:: Your goal ::
Identify the lines bearing the string "avais" and gather them.

Saved entries:

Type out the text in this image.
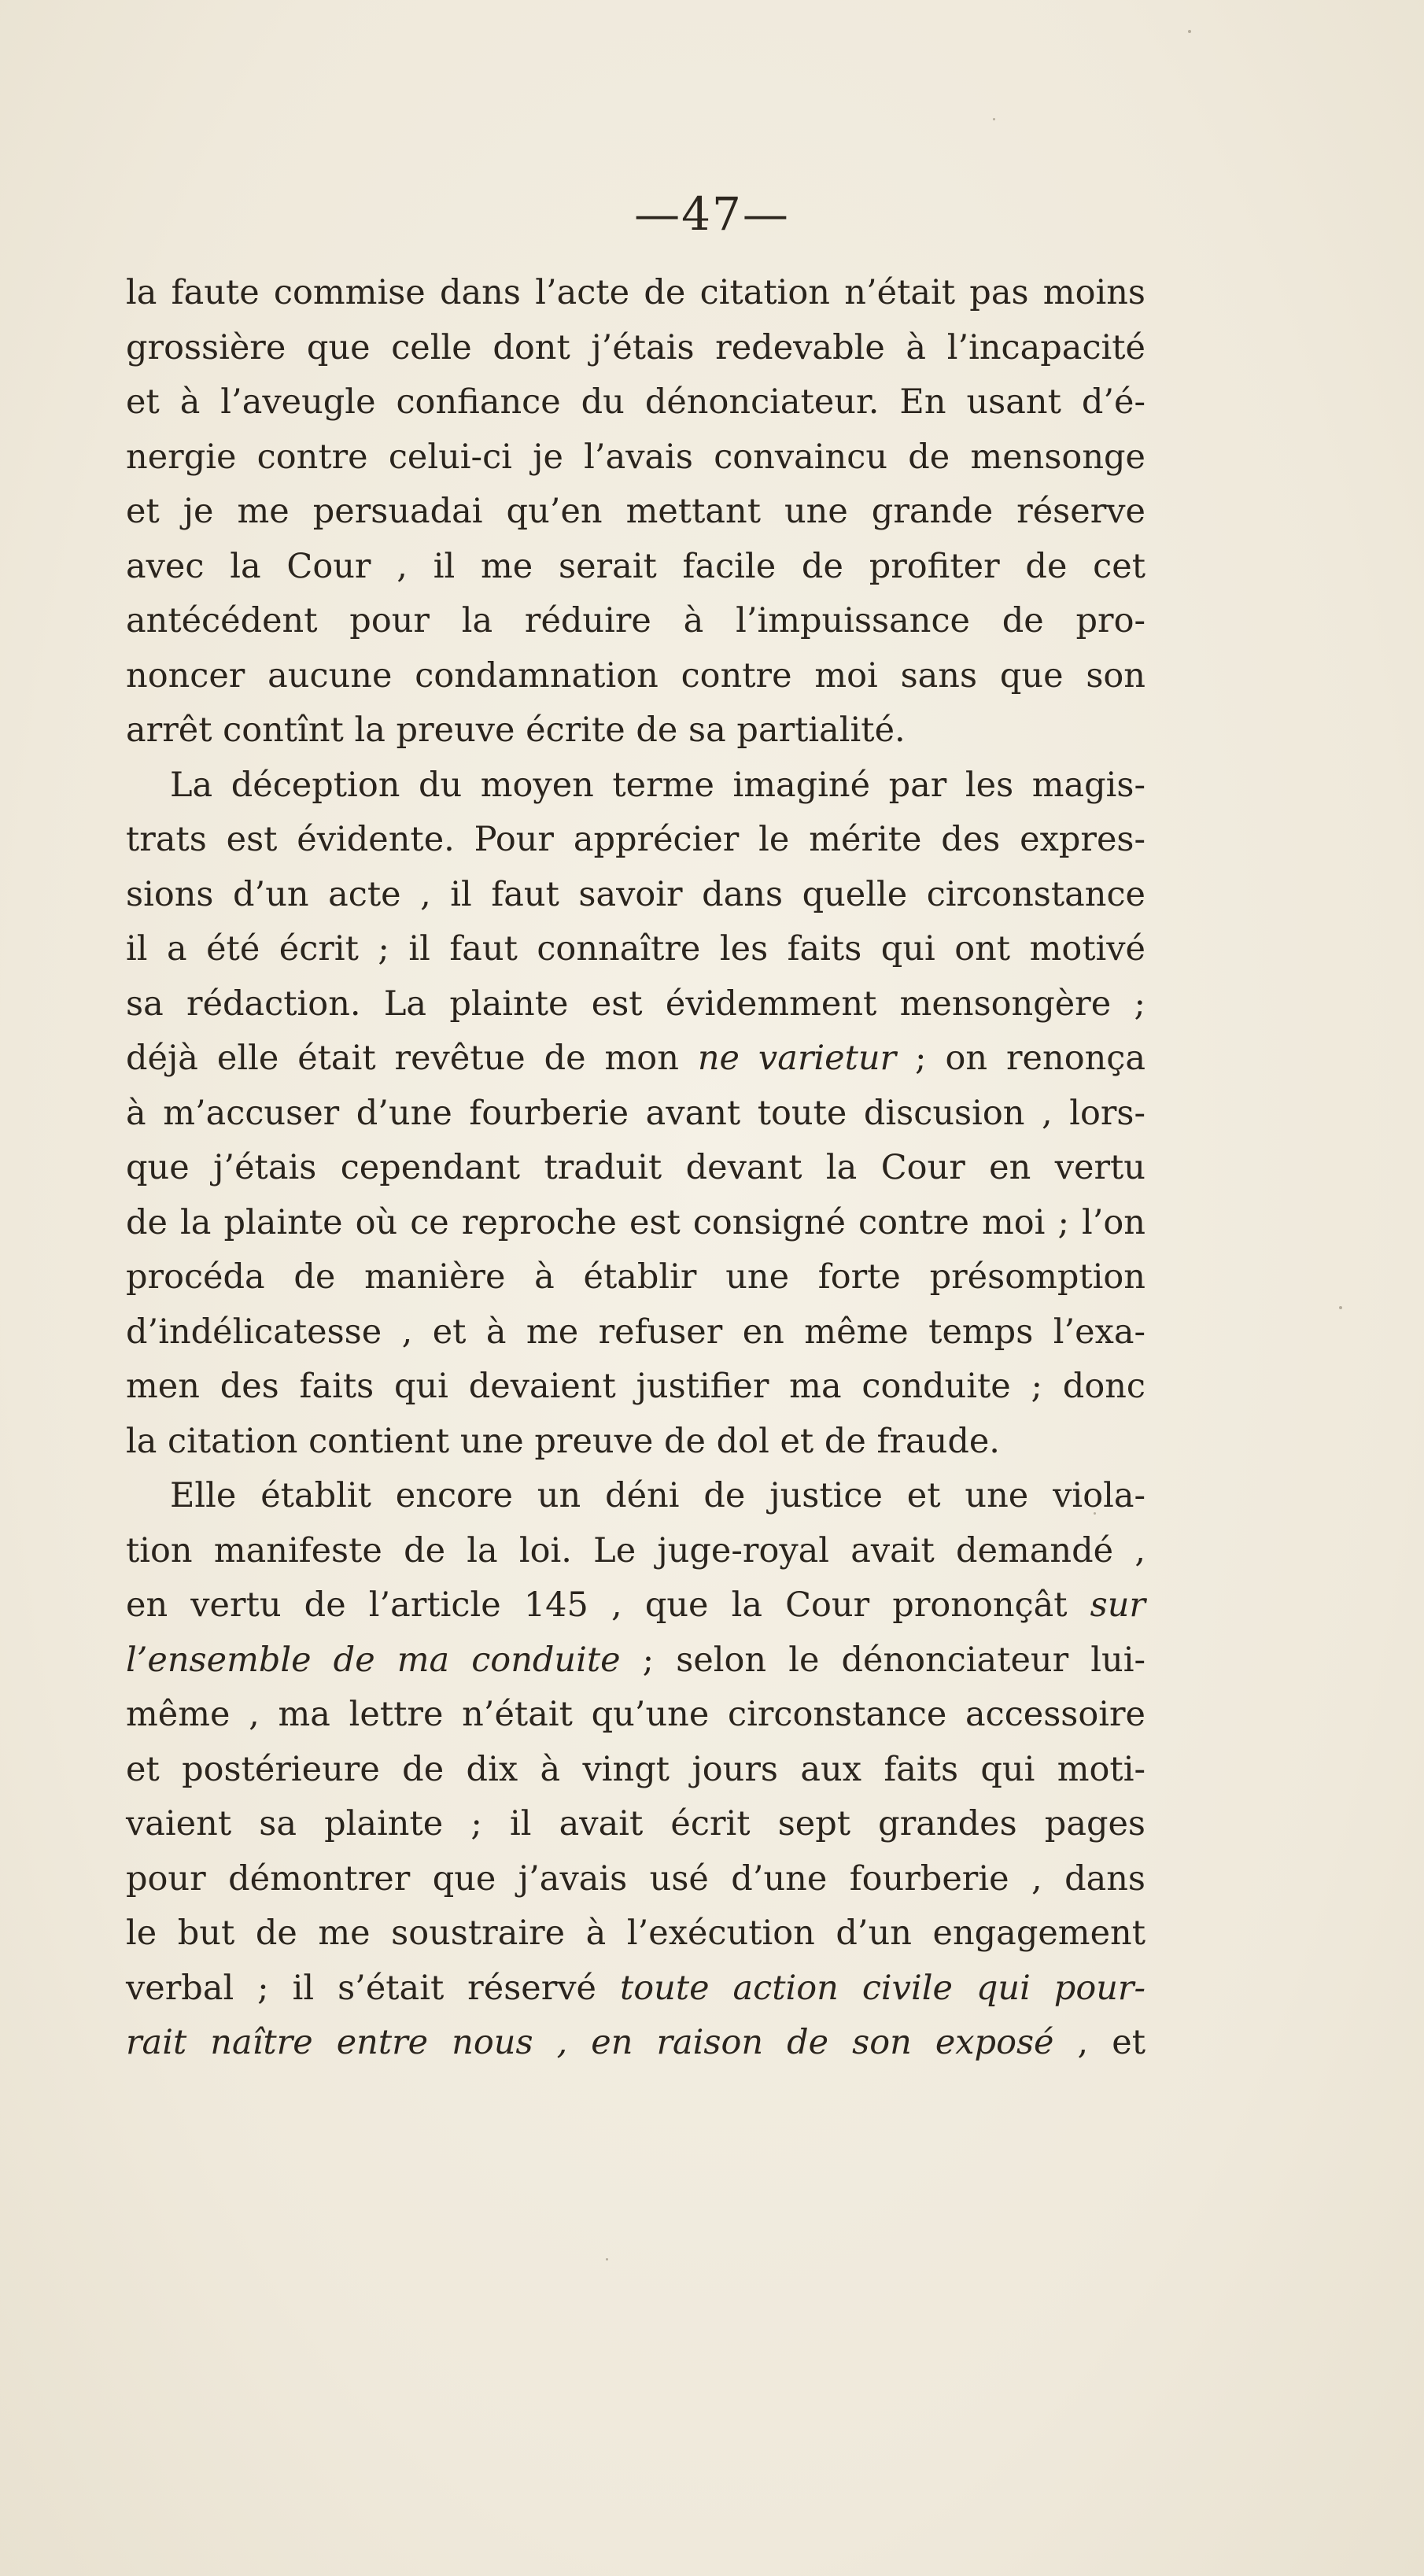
—47—
la faute commise dans l’acte de citation n’était pas moins
grossière que celle dont j’étais redevable à l’incapacité
et à l’aveugle confiance du dénonciateur. En usant d’é-
nergie contre celui-ci je l’avais convaincu de mensonge
et je me persuadai qu’en mettant une grande réserve
avec la Cour , il me serait facile de profiter de cet
antécédent pour la réduire à l’impuissance de pro-
noncer aucune condamnation contre moi sans que son
arrêt contînt la preuve écrite de sa partialité.
La déception du moyen terme imaginé par les magis-
trats est évidente. Pour apprécier le mérite des expres-
sions d’un acte , il faut savoir dans quelle circonstance
il a été écrit ; il faut connaître les faits qui ont motivé
sa rédaction. La plainte est évidemment mensongère ;
déjà elle était revêtue de mon ne varietur ; on renonça
à m’accuser d’une fourberie avant toute discusion , lors-
que j’étais cependant traduit devant la Cour en vertu
de la plainte où ce reproche est consigné contre moi ; l’on
procéda de manière à établir une forte présomption
d’indélicatesse , et à me refuser en même temps l’exa-
men des faits qui devaient justifier ma conduite ; donc
la citation contient une preuve de dol et de fraude.
Elle établit encore un déni de justice et une viola-
tion manifeste de la loi. Le juge-royal avait demandé ,
en vertu de l’article 145 , que la Cour prononçât sur
l’ensemble de ma conduite ; selon le dénonciateur lui-
même , ma lettre n’était qu’une circonstance accessoire
et postérieure de dix à vingt jours aux faits qui moti-
vaient sa plainte ; il avait écrit sept grandes pages
pour démontrer que j’avais usé d’une fourberie , dans
le but de me soustraire à l’exécution d’un engagement
verbal ; il s’était réservé toute action civile qui pour-
rait naître entre nous , en raison de son exposé , et
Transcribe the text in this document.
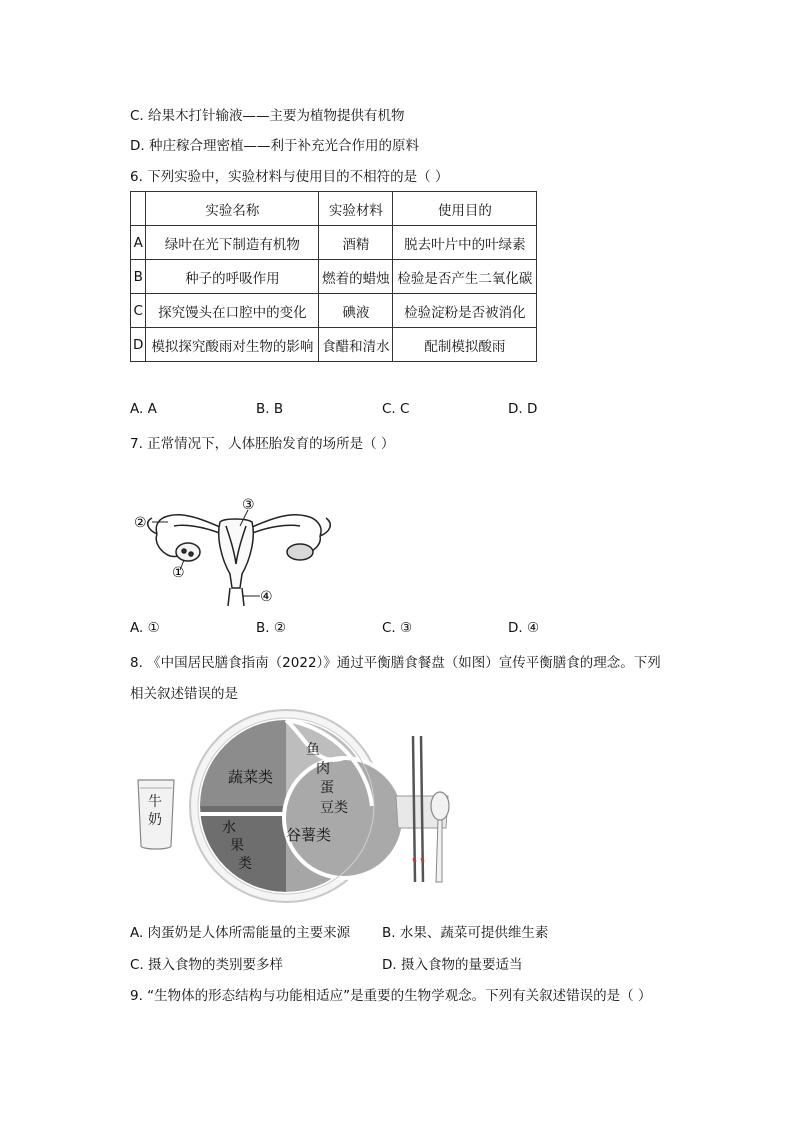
C. 给果木打针输液——主要为植物提供有机物
D. 种庄稼合理密植——利于补充光合作用的原料
6. 下列实验中，实验材料与使用目的不相符的是（ ）
	实验名称	实验材料	使用目的
A	绿叶在光下制造有机物	酒精	脱去叶片中的叶绿素
B	种子的呼吸作用	燃着的蜡烛	检验是否产生二氧化碳
C	探究馒头在口腔中的变化	碘液	检验淀粉是否被消化
D	模拟探究酸雨对生物的影响	食醋和清水	配制模拟酸雨
A. A	B. B	C. C	D. D
7. 正常情况下，人体胚胎发育的场所是（ ）
②
①
③
④
A. ①	B. ②	C. ③	D. ④
8. 《中国居民膳食指南（2022）》通过平衡膳食餐盘（如图）宣传平衡膳食的理念。下列
相关叙述错误的是
牛
奶
蔬菜类
鱼
肉
蛋
豆类
谷薯类
水
果
类
A. 肉蛋奶是人体所需能量的主要来源 B. 水果、蔬菜可提供维生素
C. 摄入食物的类别要多样	D. 摄入食物的量要适当
9. “生物体的形态结构与功能相适应”是重要的生物学观念。下列有关叙述错误的是（ ）
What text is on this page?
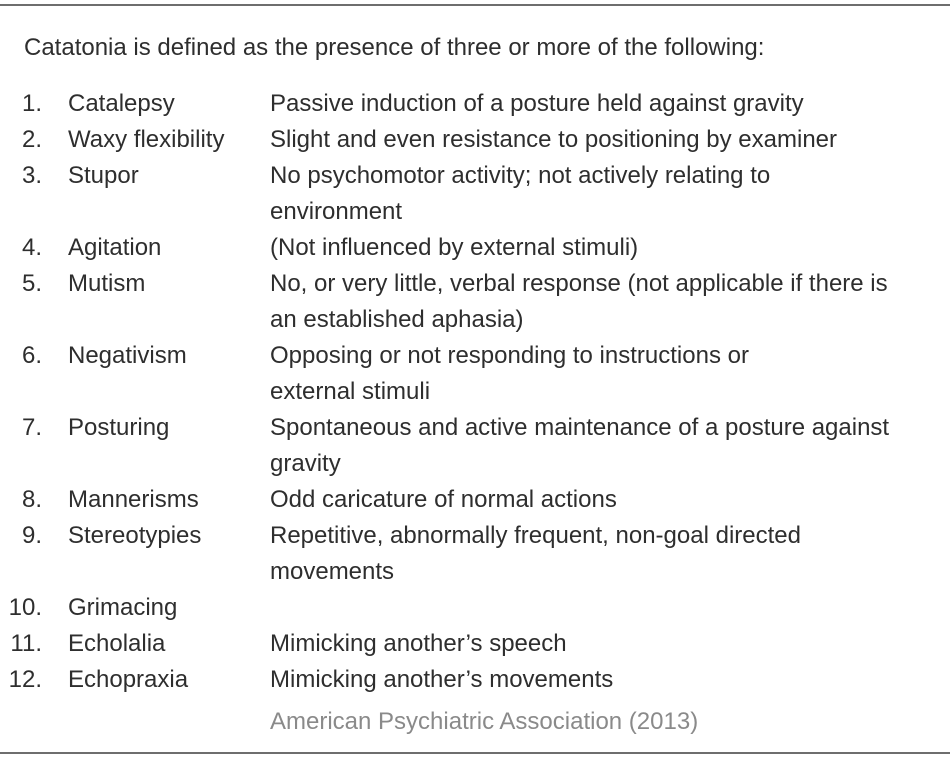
Catatonia is defined as the presence of three or more of the following:
1. Catalepsy	Passive induction of a posture held against gravity
2. Waxy flexibility Slight and even resistance to positioning by examiner
3. Stupor	No psychomotor activity; not actively relating to
environment
4. Agitation	(Not influenced by external stimuli)
5. Mutism	No, or very little, verbal response (not applicable if there is
an established aphasia)
6. Negativism	Opposing or not responding to instructions or
external stimuli
7. Posturing	Spontaneous and active maintenance of a posture against
gravity
8. Mannerisms	Odd caricature of normal actions
9. Stereotypies	Repetitive, abnormally frequent, non-goal directed
movements
10. Grimacing
11. Echolalia	Mimicking another’s speech
12. Echopraxia	Mimicking another’s movements
American Psychiatric Association (2013)
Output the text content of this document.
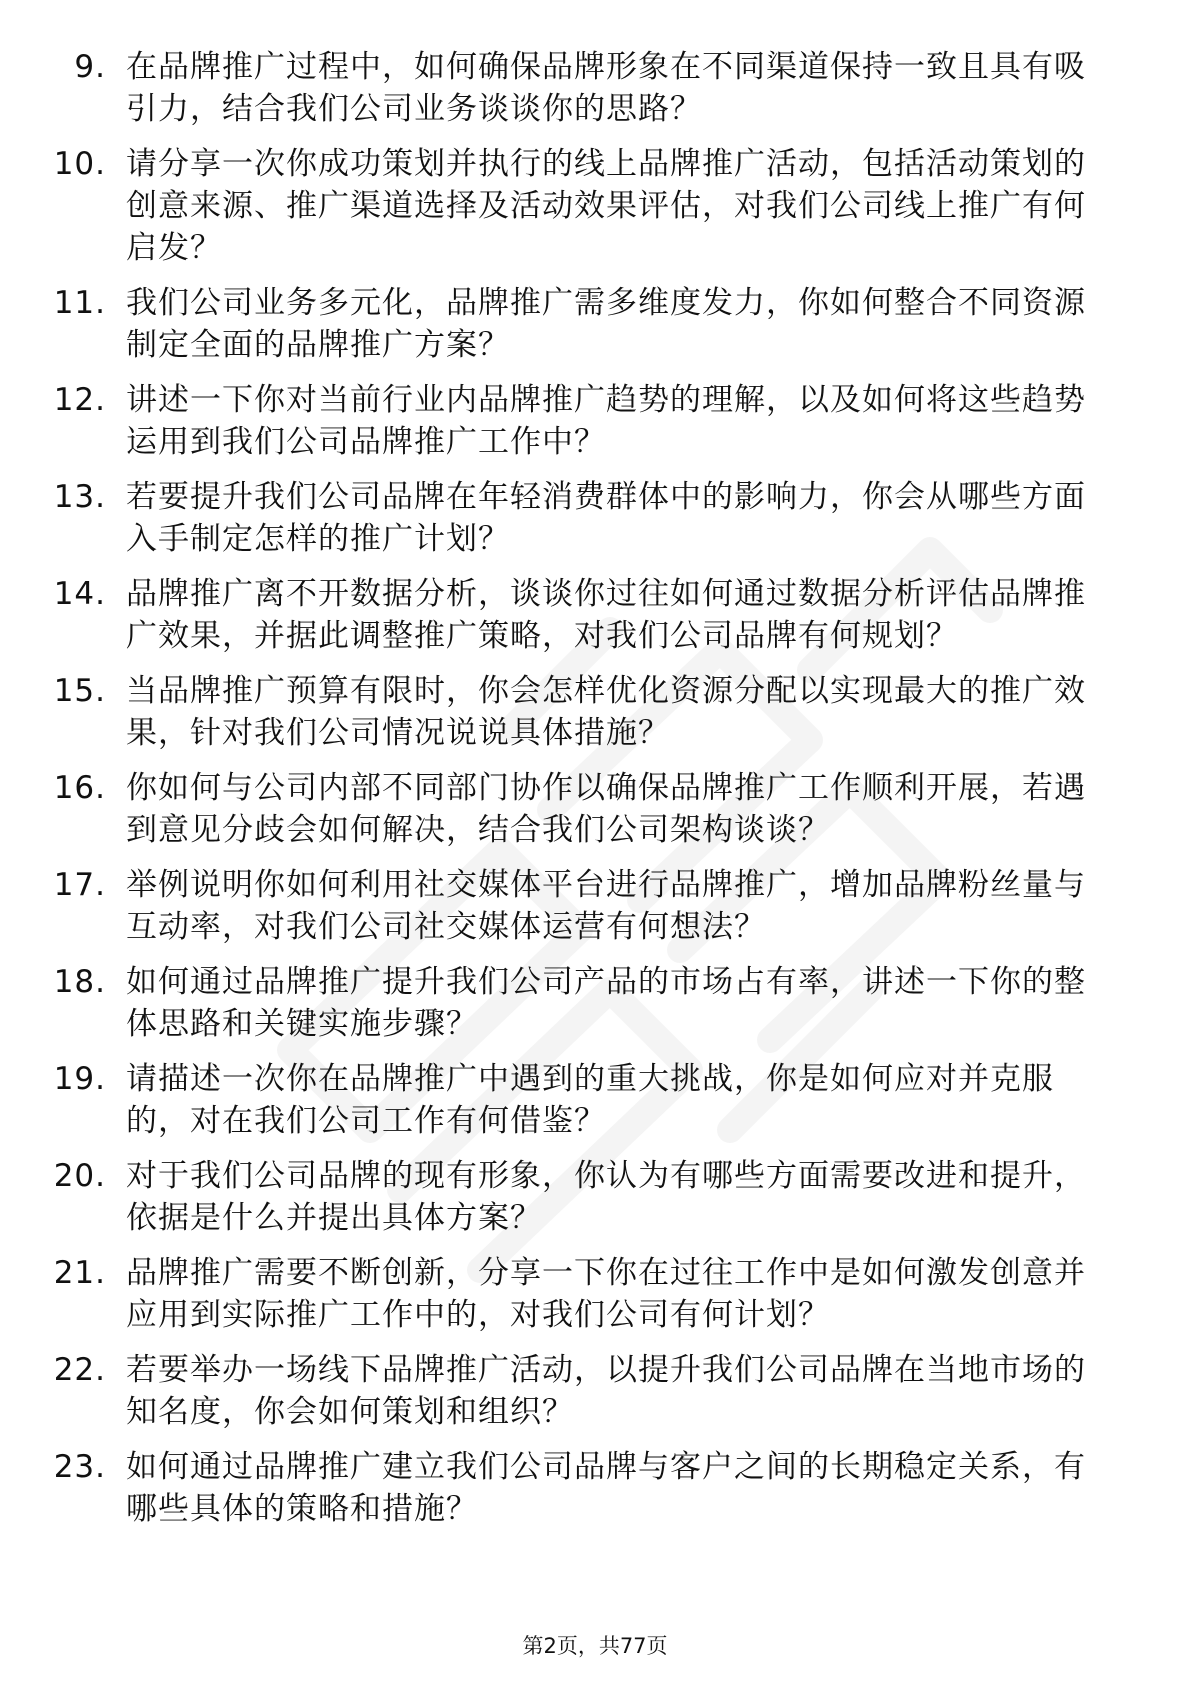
9. 在品牌推广过程中，如何确保品牌形象在不同渠道保持一致且具有吸引力，结合我们公司业务谈谈你的思路？
10. 请分享一次你成功策划并执行的线上品牌推广活动，包括活动策划的创意来源、推广渠道选择及活动效果评估，对我们公司线上推广有何启发？
11. 我们公司业务多元化，品牌推广需多维度发力，你如何整合不同资源制定全面的品牌推广方案？
12. 讲述一下你对当前行业内品牌推广趋势的理解，以及如何将这些趋势运用到我们公司品牌推广工作中？
13. 若要提升我们公司品牌在年轻消费群体中的影响力，你会从哪些方面入手制定怎样的推广计划？
14. 品牌推广离不开数据分析，谈谈你过往如何通过数据分析评估品牌推广效果，并据此调整推广策略，对我们公司品牌有何规划？
15. 当品牌推广预算有限时，你会怎样优化资源分配以实现最大的推广效果，针对我们公司情况说说具体措施？
16. 你如何与公司内部不同部门协作以确保品牌推广工作顺利开展，若遇到意见分歧会如何解决，结合我们公司架构谈谈？
17. 举例说明你如何利用社交媒体平台进行品牌推广，增加品牌粉丝量与互动率，对我们公司社交媒体运营有何想法？
18. 如何通过品牌推广提升我们公司产品的市场占有率，讲述一下你的整体思路和关键实施步骤？
19. 请描述一次你在品牌推广中遇到的重大挑战，你是如何应对并克服的，对在我们公司工作有何借鉴？
20. 对于我们公司品牌的现有形象，你认为有哪些方面需要改进和提升，依据是什么并提出具体方案？
21. 品牌推广需要不断创新，分享一下你在过往工作中是如何激发创意并应用到实际推广工作中的，对我们公司有何计划？
22. 若要举办一场线下品牌推广活动，以提升我们公司品牌在当地市场的知名度，你会如何策划和组织？
23. 如何通过品牌推广建立我们公司品牌与客户之间的长期稳定关系，有哪些具体的策略和措施？
第2页，共77页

:: In response ::
nergie contre celui-ci je l’avais convaincu de mensonge
pour démontrer que j’avais usé d’une fourberie , dans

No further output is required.